[STORED ROWS start]
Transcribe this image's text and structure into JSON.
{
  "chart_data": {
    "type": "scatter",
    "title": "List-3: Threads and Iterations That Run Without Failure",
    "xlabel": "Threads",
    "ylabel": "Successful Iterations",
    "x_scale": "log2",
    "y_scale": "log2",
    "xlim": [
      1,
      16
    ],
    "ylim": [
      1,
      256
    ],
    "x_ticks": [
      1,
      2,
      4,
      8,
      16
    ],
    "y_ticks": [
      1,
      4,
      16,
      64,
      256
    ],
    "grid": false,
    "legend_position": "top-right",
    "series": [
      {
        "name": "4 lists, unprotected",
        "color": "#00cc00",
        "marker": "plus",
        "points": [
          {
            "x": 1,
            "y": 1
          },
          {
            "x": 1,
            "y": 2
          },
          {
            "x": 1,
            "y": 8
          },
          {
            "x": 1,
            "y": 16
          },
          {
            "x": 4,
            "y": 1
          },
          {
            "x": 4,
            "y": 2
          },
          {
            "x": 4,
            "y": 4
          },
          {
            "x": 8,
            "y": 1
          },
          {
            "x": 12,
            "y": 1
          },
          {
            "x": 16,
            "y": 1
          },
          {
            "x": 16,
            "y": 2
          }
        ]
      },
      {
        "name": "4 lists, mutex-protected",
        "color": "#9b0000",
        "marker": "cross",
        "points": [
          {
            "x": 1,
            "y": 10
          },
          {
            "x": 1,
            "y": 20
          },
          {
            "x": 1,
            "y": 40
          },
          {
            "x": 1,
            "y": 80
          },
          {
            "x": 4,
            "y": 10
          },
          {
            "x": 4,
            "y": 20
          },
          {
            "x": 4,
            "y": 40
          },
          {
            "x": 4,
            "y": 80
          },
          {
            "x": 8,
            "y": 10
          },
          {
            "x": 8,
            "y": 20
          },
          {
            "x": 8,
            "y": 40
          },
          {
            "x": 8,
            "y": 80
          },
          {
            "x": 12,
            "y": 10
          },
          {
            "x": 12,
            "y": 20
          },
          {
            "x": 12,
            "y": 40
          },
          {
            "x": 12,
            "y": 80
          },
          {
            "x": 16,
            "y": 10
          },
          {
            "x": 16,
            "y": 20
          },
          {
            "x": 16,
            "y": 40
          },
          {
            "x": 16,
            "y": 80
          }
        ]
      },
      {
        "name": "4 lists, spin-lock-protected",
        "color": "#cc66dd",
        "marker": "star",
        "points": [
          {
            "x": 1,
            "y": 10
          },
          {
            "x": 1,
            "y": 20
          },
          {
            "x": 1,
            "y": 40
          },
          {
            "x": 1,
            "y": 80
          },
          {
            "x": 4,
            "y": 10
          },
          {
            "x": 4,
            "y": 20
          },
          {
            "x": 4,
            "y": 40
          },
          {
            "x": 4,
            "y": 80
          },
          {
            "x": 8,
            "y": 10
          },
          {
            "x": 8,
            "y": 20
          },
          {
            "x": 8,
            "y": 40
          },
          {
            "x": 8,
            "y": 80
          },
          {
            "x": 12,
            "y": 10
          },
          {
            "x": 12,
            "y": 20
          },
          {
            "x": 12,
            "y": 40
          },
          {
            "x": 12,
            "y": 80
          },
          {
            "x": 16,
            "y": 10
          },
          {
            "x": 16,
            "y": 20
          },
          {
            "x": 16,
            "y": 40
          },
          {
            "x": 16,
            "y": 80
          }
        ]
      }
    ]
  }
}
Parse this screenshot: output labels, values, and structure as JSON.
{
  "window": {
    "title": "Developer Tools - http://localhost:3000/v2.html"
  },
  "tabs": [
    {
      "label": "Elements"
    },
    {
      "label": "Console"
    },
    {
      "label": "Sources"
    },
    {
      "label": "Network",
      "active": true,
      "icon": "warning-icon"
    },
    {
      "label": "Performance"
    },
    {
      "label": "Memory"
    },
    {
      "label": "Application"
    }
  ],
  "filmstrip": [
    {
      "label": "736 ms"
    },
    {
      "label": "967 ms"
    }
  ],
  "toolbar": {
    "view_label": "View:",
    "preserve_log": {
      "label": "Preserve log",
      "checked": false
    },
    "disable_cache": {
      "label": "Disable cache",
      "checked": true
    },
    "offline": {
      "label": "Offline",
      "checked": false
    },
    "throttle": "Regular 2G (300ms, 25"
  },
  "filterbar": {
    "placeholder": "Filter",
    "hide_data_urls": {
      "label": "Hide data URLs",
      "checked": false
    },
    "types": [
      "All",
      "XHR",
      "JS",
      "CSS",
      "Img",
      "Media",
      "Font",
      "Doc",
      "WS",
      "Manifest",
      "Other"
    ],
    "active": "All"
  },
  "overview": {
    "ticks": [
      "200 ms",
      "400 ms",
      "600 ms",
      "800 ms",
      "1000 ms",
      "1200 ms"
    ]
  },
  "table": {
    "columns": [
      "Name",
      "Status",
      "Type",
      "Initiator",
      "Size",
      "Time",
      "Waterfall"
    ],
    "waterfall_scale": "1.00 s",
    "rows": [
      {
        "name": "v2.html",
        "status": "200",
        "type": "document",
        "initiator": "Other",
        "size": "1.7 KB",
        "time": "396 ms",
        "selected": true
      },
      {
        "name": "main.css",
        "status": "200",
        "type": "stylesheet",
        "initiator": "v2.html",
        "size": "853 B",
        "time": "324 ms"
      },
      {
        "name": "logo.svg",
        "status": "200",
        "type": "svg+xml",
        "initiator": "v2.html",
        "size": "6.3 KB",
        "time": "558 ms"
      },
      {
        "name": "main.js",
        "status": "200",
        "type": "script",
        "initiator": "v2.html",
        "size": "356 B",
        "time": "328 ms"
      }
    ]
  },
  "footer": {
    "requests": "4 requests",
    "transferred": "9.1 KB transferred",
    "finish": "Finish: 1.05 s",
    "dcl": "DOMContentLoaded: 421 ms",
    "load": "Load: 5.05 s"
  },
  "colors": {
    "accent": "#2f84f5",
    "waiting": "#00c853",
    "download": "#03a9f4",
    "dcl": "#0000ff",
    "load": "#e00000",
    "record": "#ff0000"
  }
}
[STORED ROWS end]
**SHORT PROBLEM:**
In the records above, find each line that holds the word "true"; copy all such lines.

**WORKED SOLUTION:**
      "active": true,
      "checked": true
        "selected": true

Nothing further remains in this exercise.